▸ WHAT THIS TASK INVOLVES
Could you quote, exactly as they stand, the lines running from the one with "Convert this screenshot" to the final line of the material?

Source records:
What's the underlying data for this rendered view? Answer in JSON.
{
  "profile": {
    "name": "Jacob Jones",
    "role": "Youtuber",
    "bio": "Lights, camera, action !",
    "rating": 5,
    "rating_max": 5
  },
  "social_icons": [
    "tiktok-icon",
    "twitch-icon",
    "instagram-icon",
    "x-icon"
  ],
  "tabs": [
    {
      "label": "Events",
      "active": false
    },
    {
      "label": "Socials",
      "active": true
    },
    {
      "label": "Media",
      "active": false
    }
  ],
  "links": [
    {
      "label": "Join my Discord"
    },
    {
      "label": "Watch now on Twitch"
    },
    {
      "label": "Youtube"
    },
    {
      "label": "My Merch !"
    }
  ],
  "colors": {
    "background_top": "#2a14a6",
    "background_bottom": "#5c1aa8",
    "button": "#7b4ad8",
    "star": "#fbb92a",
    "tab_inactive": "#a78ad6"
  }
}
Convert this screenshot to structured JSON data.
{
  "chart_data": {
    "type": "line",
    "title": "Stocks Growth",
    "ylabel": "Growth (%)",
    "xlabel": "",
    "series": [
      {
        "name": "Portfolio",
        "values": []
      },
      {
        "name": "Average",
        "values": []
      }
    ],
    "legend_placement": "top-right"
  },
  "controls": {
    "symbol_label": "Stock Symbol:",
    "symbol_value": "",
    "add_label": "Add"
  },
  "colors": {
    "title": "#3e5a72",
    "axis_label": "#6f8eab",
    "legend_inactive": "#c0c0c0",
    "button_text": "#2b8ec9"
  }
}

▸ ANSWER TO THE EXERCISE
Convert this screenshot to structured JSON data.
{
  "chart_data": {
    "type": "line",
    "title": "Stocks Growth",
    "ylabel": "Growth (%)",
    "xlabel": "",
    "series": [
      {
        "name": "Portfolio",
        "values": []
      },
      {
        "name": "Average",
        "values": []
      }
    ],
    "legend_placement": "top-right"
  },
  "controls": {
    "symbol_label": "Stock Symbol:",
    "symbol_value": "",
    "add_label": "Add"
  },
  "colors": {
    "title": "#3e5a72",
    "axis_label": "#6f8eab",
    "legend_inactive": "#c0c0c0",
    "button_text": "#2b8ec9"
  }
}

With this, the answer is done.